Go through the listing beneath this task and return every line that carries the string "color".
--
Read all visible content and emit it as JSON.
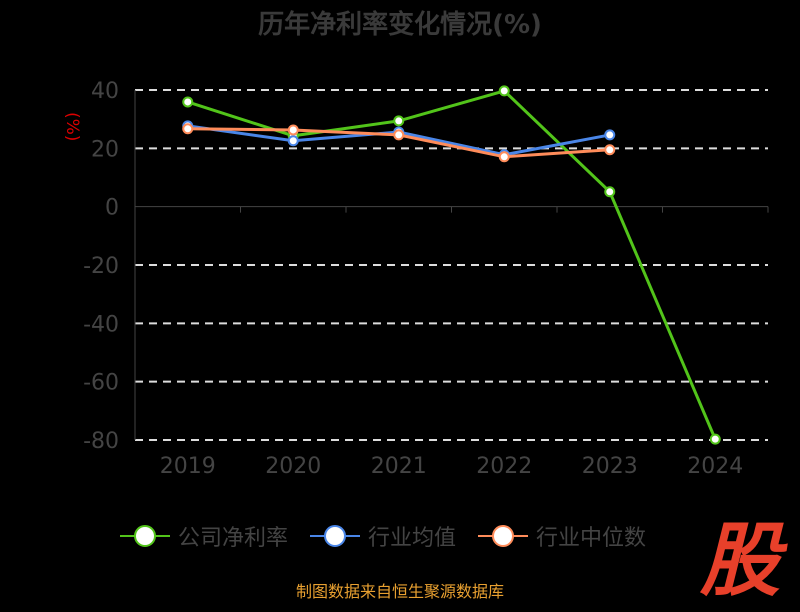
{
  "chart_data": {
    "type": "line",
    "title": "历年净利率变化情况(%)",
    "ylabel": "(%)",
    "xlabel": "",
    "categories": [
      "2019",
      "2020",
      "2021",
      "2022",
      "2023",
      "2024"
    ],
    "ylim": [
      -80,
      40
    ],
    "yticks": [
      40,
      20,
      0,
      -20,
      -40,
      -60,
      -80
    ],
    "grid": true,
    "legend_position": "bottom",
    "series": [
      {
        "name": "公司净利率",
        "color": "#52c41a",
        "values": [
          35.9,
          24.3,
          29.4,
          39.7,
          5.1,
          -79.7
        ]
      },
      {
        "name": "行业均值",
        "color": "#4a86e8",
        "values": [
          27.7,
          22.6,
          25.6,
          17.8,
          24.6,
          null
        ]
      },
      {
        "name": "行业中位数",
        "color": "#ff8c5a",
        "values": [
          26.7,
          26.3,
          24.6,
          17.1,
          19.5,
          null
        ]
      }
    ]
  },
  "footer": "制图数据来自恒生聚源数据库",
  "logo": "股"
}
--
Written solution:
        "color": "#52c41a",
        "color": "#4a86e8",
        "color": "#ff8c5a",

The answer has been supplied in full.